- [Task brief]: Exactly as written, set down each line of the data below except its pictures.

- [Data extracts]:

........

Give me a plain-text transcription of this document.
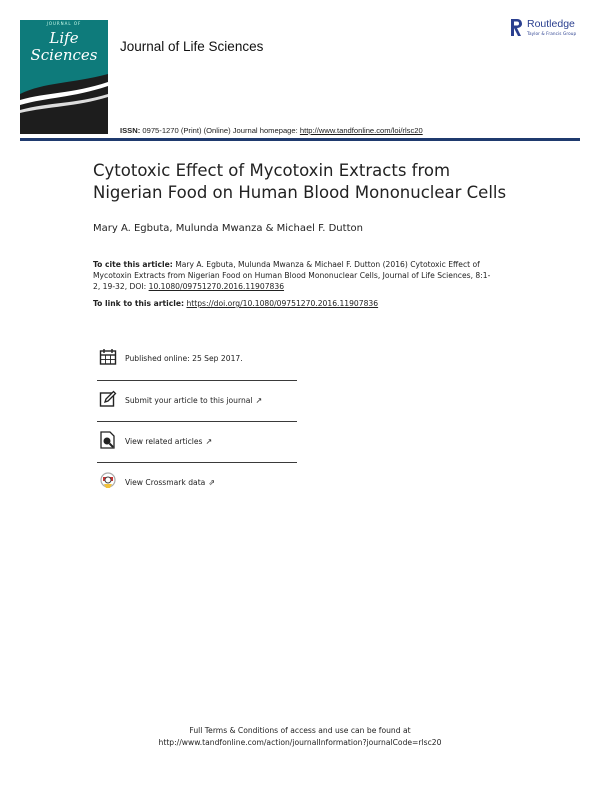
JOURNAL OF
Life
Sciences	Journal of Life Sciences
Routledge
Taylor & Francis Group
ISSN: 0975-1270 (Print) (Online) Journal homepage: http://www.tandfonline.com/loi/rlsc20
Cytotoxic Effect of Mycotoxin Extracts from Nigerian Food on Human Blood Mononuclear Cells
Mary A. Egbuta, Mulunda Mwanza & Michael F. Dutton
To cite this article: Mary A. Egbuta, Mulunda Mwanza & Michael F. Dutton (2016) Cytotoxic Effect of Mycotoxin Extracts from Nigerian Food on Human Blood Mononuclear Cells, Journal of Life Sciences, 8:1-2, 19-32, DOI: 10.1080/09751270.2016.11907836
To link to this article: https://doi.org/10.1080/09751270.2016.11907836
Published online: 25 Sep 2017.
Submit your article to this journal ↗
View related articles ↗
View Crossmark data ⇗
Full Terms & Conditions of access and use can be found at
http://www.tandfonline.com/action/journalInformation?journalCode=rlsc20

........

- [Response below]:
Give me a plain-text transcription of this document.
JOURNAL OF
Life
Sciences	Journal of Life Sciences
Routledge
Taylor & Francis Group
ISSN: 0975-1270 (Print) (Online) Journal homepage: http://www.tandfonline.com/loi/rlsc20
Cytotoxic Effect of Mycotoxin Extracts from Nigerian Food on Human Blood Mononuclear Cells
Mary A. Egbuta, Mulunda Mwanza & Michael F. Dutton
To cite this article: Mary A. Egbuta, Mulunda Mwanza & Michael F. Dutton (2016) Cytotoxic Effect of Mycotoxin Extracts from Nigerian Food on Human Blood Mononuclear Cells, Journal of Life Sciences, 8:1-2, 19-32, DOI: 10.1080/09751270.2016.11907836
To link to this article: https://doi.org/10.1080/09751270.2016.11907836
Published online: 25 Sep 2017.
Submit your article to this journal ↗
View related articles ↗
View Crossmark data ⇗
Full Terms & Conditions of access and use can be found at
http://www.tandfonline.com/action/journalInformation?journalCode=rlsc20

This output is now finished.